Directions: Reproduce all the lines exactly as they stand, apart from the pictures.

Dataset items:
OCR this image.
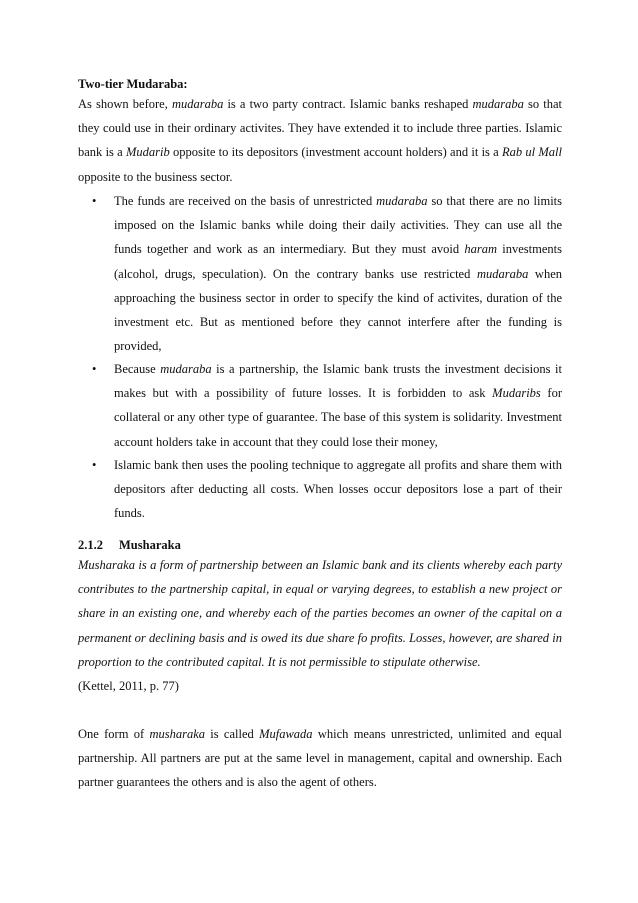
Two-tier Mudaraba:
As shown before, mudaraba is a two party contract. Islamic banks reshaped mudaraba so that they could use in their ordinary activites. They have extended it to include three parties. Islamic bank is a Mudarib opposite to its depositors (investment account holders) and it is a Rab ul Mall opposite to the business sector.
• The funds are received on the basis of unrestricted mudaraba so that there are no limits imposed on the Islamic banks while doing their daily activities. They can use all the funds together and work as an intermediary. But they must avoid haram investments (alcohol, drugs, speculation). On the contrary banks use restricted mudaraba when approaching the business sector in order to specify the kind of activites, duration of the investment etc. But as mentioned before they cannot interfere after the funding is provided,
• Because mudaraba is a partnership, the Islamic bank trusts the investment decisions it makes but with a possibility of future losses. It is forbidden to ask Mudaribs for collateral or any other type of guarantee. The base of this system is solidarity. Investment account holders take in account that they could lose their money,
• Islamic bank then uses the pooling technique to aggregate all profits and share them with depositors after deducting all costs. When losses occur depositors lose a part of their funds.
2.1.2 Musharaka
Musharaka is a form of partnership between an Islamic bank and its clients whereby each party contributes to the partnership capital, in equal or varying degrees, to establish a new project or share in an existing one, and whereby each of the parties becomes an owner of the capital on a permanent or declining basis and is owed its due share fo profits. Losses, however, are shared in proportion to the contributed capital. It is not permissible to stipulate otherwise.
(Kettel, 2011, p. 77)
One form of musharaka is called Mufawada which means unrestricted, unlimited and equal partnership. All partners are put at the same level in management, capital and ownership. Each partner guarantees the others and is also the agent of others.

Output for this task:
OCR this image.
Two-tier Mudaraba:
As shown before, mudaraba is a two party contract. Islamic banks reshaped mudaraba so that they could use in their ordinary activites. They have extended it to include three parties. Islamic bank is a Mudarib opposite to its depositors (investment account holders) and it is a Rab ul Mall opposite to the business sector.
• The funds are received on the basis of unrestricted mudaraba so that there are no limits imposed on the Islamic banks while doing their daily activities. They can use all the funds together and work as an intermediary. But they must avoid haram investments (alcohol, drugs, speculation). On the contrary banks use restricted mudaraba when approaching the business sector in order to specify the kind of activites, duration of the investment etc. But as mentioned before they cannot interfere after the funding is provided,
• Because mudaraba is a partnership, the Islamic bank trusts the investment decisions it makes but with a possibility of future losses. It is forbidden to ask Mudaribs for collateral or any other type of guarantee. The base of this system is solidarity. Investment account holders take in account that they could lose their money,
• Islamic bank then uses the pooling technique to aggregate all profits and share them with depositors after deducting all costs. When losses occur depositors lose a part of their funds.
2.1.2 Musharaka
Musharaka is a form of partnership between an Islamic bank and its clients whereby each party contributes to the partnership capital, in equal or varying degrees, to establish a new project or share in an existing one, and whereby each of the parties becomes an owner of the capital on a permanent or declining basis and is owed its due share fo profits. Losses, however, are shared in proportion to the contributed capital. It is not permissible to stipulate otherwise.
(Kettel, 2011, p. 77)
One form of musharaka is called Mufawada which means unrestricted, unlimited and equal partnership. All partners are put at the same level in management, capital and ownership. Each partner guarantees the others and is also the agent of others.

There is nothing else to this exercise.